◆ **Provided material**:
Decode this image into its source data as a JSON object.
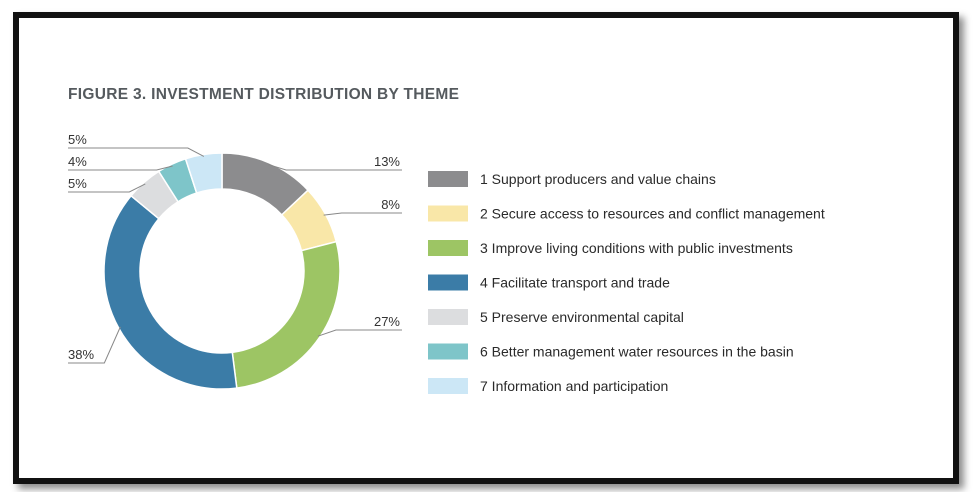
{
  "chart_data": {
    "type": "pie",
    "subtype": "donut",
    "title": "FIGURE 3. INVESTMENT DISTRIBUTION BY THEME",
    "legend_position": "right",
    "slices": [
      {
        "label": "1 Support producers and value chains",
        "value": 13,
        "value_label": "13%",
        "color": "#8c8c8e"
      },
      {
        "label": "2 Secure access to resources and conflict management",
        "value": 8,
        "value_label": "8%",
        "color": "#f9e7a8"
      },
      {
        "label": "3 Improve living conditions with public investments",
        "value": 27,
        "value_label": "27%",
        "color": "#9dc564"
      },
      {
        "label": "4 Facilitate transport and trade",
        "value": 38,
        "value_label": "38%",
        "color": "#3b7ca7"
      },
      {
        "label": "5 Preserve environmental capital",
        "value": 5,
        "value_label": "5%",
        "color": "#dcdddf"
      },
      {
        "label": "6 Better management water resources in the basin",
        "value": 4,
        "value_label": "4%",
        "color": "#7ec5c9"
      },
      {
        "label": "7 Information and participation",
        "value": 5,
        "value_label": "5%",
        "color": "#cce7f6"
      }
    ]
  }
}
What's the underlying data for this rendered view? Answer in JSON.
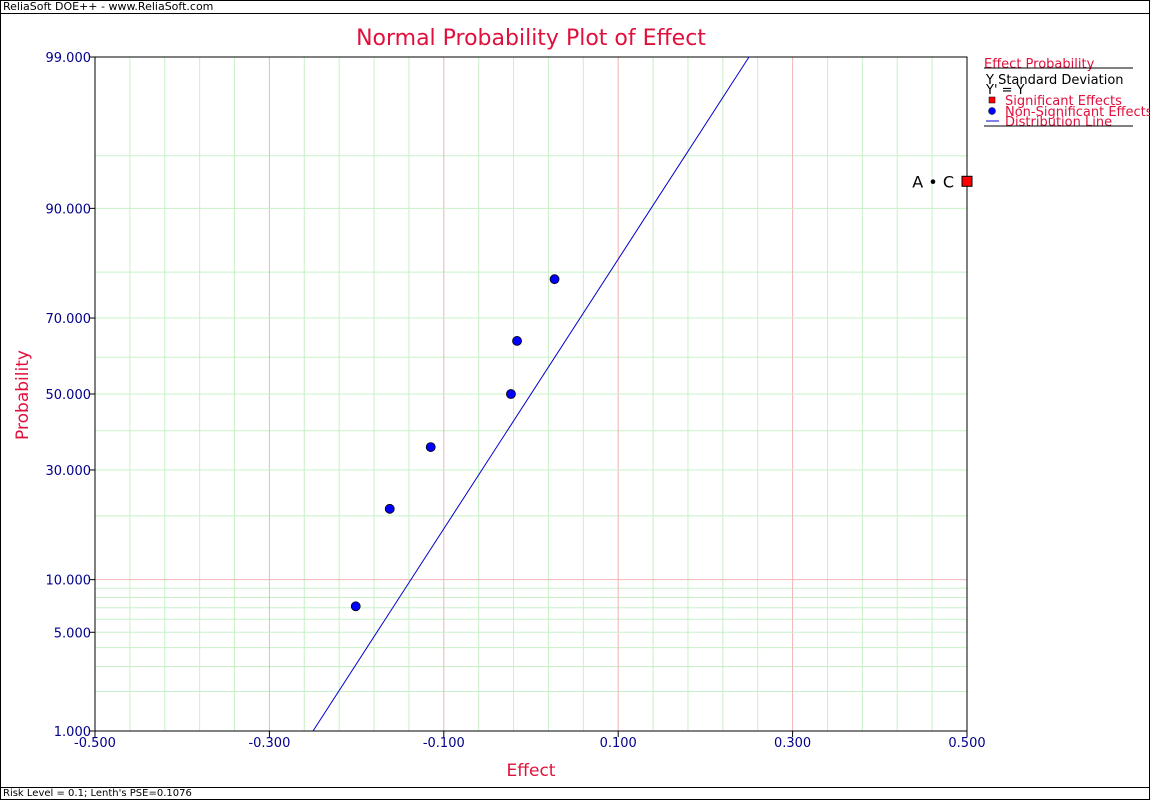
{
  "header": {
    "app_text": "ReliaSoft DOE++ - www.ReliaSoft.com"
  },
  "footer": {
    "status_text": "Risk Level = 0.1; Lenth's PSE=0.1076"
  },
  "legend": {
    "title": "Effect Probability",
    "y_label": "Y Standard Deviation",
    "transform": "Y' = Y",
    "items": [
      {
        "label": "Significant Effects",
        "marker": "red-square",
        "color": "#ff0000"
      },
      {
        "label": "Non-Significant Effects",
        "marker": "blue-circle",
        "color": "#0000ff"
      },
      {
        "label": "Distribution Line",
        "marker": "blue-line",
        "color": "#0000cc"
      }
    ]
  },
  "chart_data": {
    "type": "scatter",
    "title": "Normal Probability Plot of Effect",
    "xlabel": "Effect",
    "ylabel": "Probability",
    "xlim": [
      -0.5,
      0.5
    ],
    "ylim": [
      1,
      99
    ],
    "y_scale": "normal-probability",
    "grid": true,
    "legend_position": "right",
    "x_ticks": [
      -0.5,
      -0.3,
      -0.1,
      0.1,
      0.3,
      0.5
    ],
    "x_tick_labels": [
      "-0.500",
      "-0.300",
      "-0.100",
      "0.100",
      "0.300",
      "0.500"
    ],
    "y_ticks": [
      1,
      5,
      10,
      30,
      50,
      70,
      90,
      99
    ],
    "y_tick_labels": [
      "1.000",
      "5.000",
      "10.000",
      "30.000",
      "50.000",
      "70.000",
      "90.000",
      "99.000"
    ],
    "x_minor_grid": [
      -0.46,
      -0.42,
      -0.38,
      -0.34,
      -0.26,
      -0.22,
      -0.18,
      -0.14,
      -0.06,
      -0.02,
      0.02,
      0.06,
      0.14,
      0.18,
      0.22,
      0.26,
      0.34,
      0.38,
      0.42,
      0.46
    ],
    "y_minor_grid": [
      2,
      3,
      4,
      6,
      7,
      8,
      9,
      20,
      40,
      60,
      80,
      95
    ],
    "series": [
      {
        "name": "Non-Significant Effects",
        "color": "#0000ff",
        "points": [
          {
            "x": -0.201,
            "y": 7.14
          },
          {
            "x": -0.162,
            "y": 21.4
          },
          {
            "x": -0.115,
            "y": 35.7
          },
          {
            "x": -0.023,
            "y": 50.0
          },
          {
            "x": -0.016,
            "y": 64.3
          },
          {
            "x": 0.027,
            "y": 78.6
          }
        ]
      },
      {
        "name": "Significant Effects",
        "color": "#ff0000",
        "points": [
          {
            "x": 0.5,
            "y": 92.9,
            "label": "A • C"
          }
        ]
      }
    ],
    "distribution_line": {
      "name": "Distribution Line",
      "color": "#0000cc",
      "x": [
        -0.25,
        0.25
      ],
      "y": [
        1,
        99
      ]
    }
  }
}
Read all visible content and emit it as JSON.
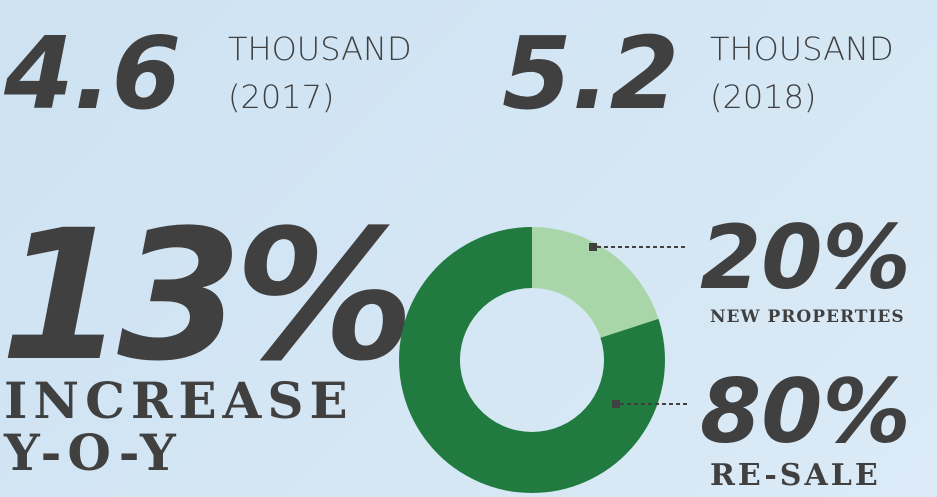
{
  "stats": {
    "first": {
      "value": "4.6",
      "unit": "THOUSAND",
      "year": "(2017)"
    },
    "second": {
      "value": "5.2",
      "unit": "THOUSAND",
      "year": "(2018)"
    },
    "growth": {
      "value": "13%",
      "line1": "INCREASE",
      "line2": "Y-O-Y"
    }
  },
  "chart_data": {
    "type": "pie",
    "donut": true,
    "categories": [
      "NEW PROPERTIES",
      "RE-SALE"
    ],
    "values": [
      20,
      80
    ],
    "value_labels": [
      "20%",
      "80%"
    ],
    "colors": [
      "#a9d6a9",
      "#217a40"
    ]
  }
}
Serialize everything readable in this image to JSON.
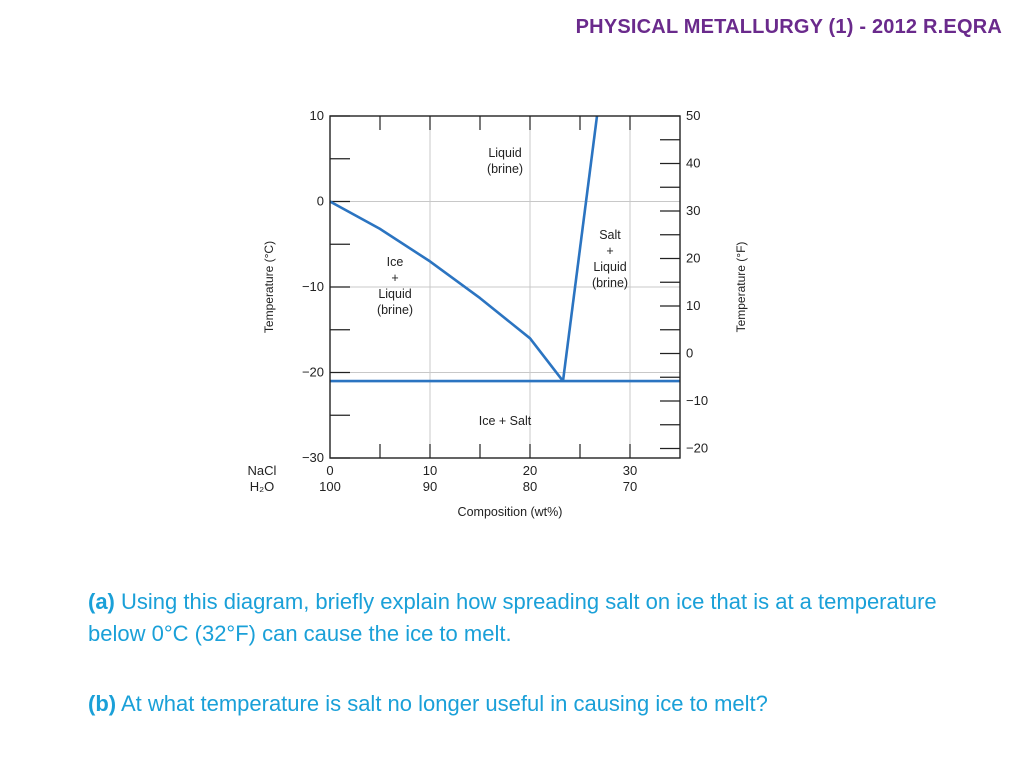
{
  "header": {
    "title": "PHYSICAL METALLURGY (1) - 2012 R.EQRA"
  },
  "colors": {
    "header": "#6a2a8c",
    "curve": "#2b74c1",
    "grid": "#c8c8c8",
    "question": "#1aa0d8"
  },
  "chart_data": {
    "type": "phase-diagram",
    "xlabel": "Composition (wt%)",
    "ylabel_left": "Temperature (°C)",
    "ylabel_right": "Temperature (°F)",
    "component_top": "NaCl",
    "component_bottom": "H₂O",
    "x_ticks_top": [
      "0",
      "10",
      "20",
      "30"
    ],
    "x_ticks_bottom": [
      "100",
      "90",
      "80",
      "70"
    ],
    "xlim": [
      0,
      35
    ],
    "ylim_c": [
      -30,
      10
    ],
    "y_ticks_left": [
      "10",
      "0",
      "−10",
      "−20",
      "−30"
    ],
    "y_ticks_left_values": [
      10,
      0,
      -10,
      -20,
      -30
    ],
    "y_ticks_right": [
      "50",
      "40",
      "30",
      "20",
      "10",
      "0",
      "−10",
      "−20"
    ],
    "y_ticks_right_values_f": [
      50,
      40,
      30,
      20,
      10,
      0,
      -10,
      -20
    ],
    "grid": true,
    "liquidus_ice": [
      [
        0,
        0
      ],
      [
        5,
        -3.2
      ],
      [
        10,
        -7
      ],
      [
        15,
        -11.3
      ],
      [
        20,
        -16
      ],
      [
        23.3,
        -21
      ]
    ],
    "liquidus_salt": [
      [
        23.3,
        -21
      ],
      [
        26.7,
        10
      ]
    ],
    "eutectic": {
      "composition": 23.3,
      "temperature": -21
    },
    "regions": {
      "liquid": [
        "Liquid",
        "(brine)"
      ],
      "ice_liquid": [
        "Ice",
        "+",
        "Liquid",
        "(brine)"
      ],
      "salt_liquid": [
        "Salt",
        "+",
        "Liquid",
        "(brine)"
      ],
      "ice_salt": [
        "Ice + Salt"
      ]
    }
  },
  "questions": {
    "a_label": "(a)",
    "a_text": " Using this diagram, briefly explain how spreading salt on ice that is at a temperature below 0°C (32°F) can cause the ice to melt.",
    "b_label": "(b)",
    "b_text": " At what temperature is salt no longer useful in causing ice to melt?"
  }
}
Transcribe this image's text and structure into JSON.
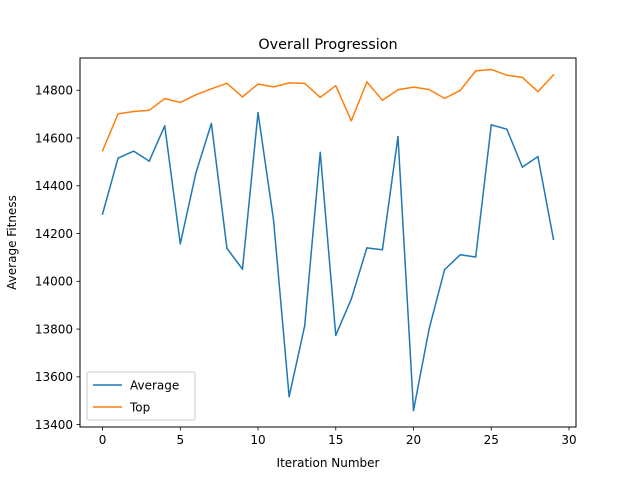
{
  "chart_data": {
    "type": "line",
    "title": "Overall Progression",
    "xlabel": "Iteration Number",
    "ylabel": "Average Fitness",
    "xlim": [
      -1.45,
      30.45
    ],
    "ylim": [
      13390,
      14935
    ],
    "x_ticks": [
      0,
      5,
      10,
      15,
      20,
      25,
      30
    ],
    "y_ticks": [
      13400,
      13600,
      13800,
      14000,
      14200,
      14400,
      14600,
      14800
    ],
    "grid": false,
    "legend_position": "lower left",
    "x": [
      0,
      1,
      2,
      3,
      4,
      5,
      6,
      7,
      8,
      9,
      10,
      11,
      12,
      13,
      14,
      15,
      16,
      17,
      18,
      19,
      20,
      21,
      22,
      23,
      24,
      25,
      26,
      27,
      28,
      29
    ],
    "series": [
      {
        "name": "Average",
        "color": "#1f77b4",
        "values": [
          14282,
          14516,
          14545,
          14503,
          14651,
          14157,
          14453,
          14661,
          14138,
          14051,
          14706,
          14255,
          13517,
          13813,
          14540,
          13774,
          13926,
          14140,
          14132,
          14606,
          13459,
          13800,
          14049,
          14111,
          14102,
          14655,
          14637,
          14478,
          14522,
          14176
        ]
      },
      {
        "name": "Top",
        "color": "#ff7f0e",
        "values": [
          14547,
          14701,
          14711,
          14716,
          14765,
          14749,
          14781,
          14806,
          14829,
          14772,
          14826,
          14814,
          14831,
          14829,
          14770,
          14819,
          14672,
          14835,
          14758,
          14802,
          14813,
          14803,
          14766,
          14799,
          14881,
          14887,
          14863,
          14854,
          14794,
          14864
        ]
      }
    ]
  }
}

◆ **Given exercise**: Note how many lines of the material contain the string "this". Then report that number by itself.

◆ **Correct response**: 5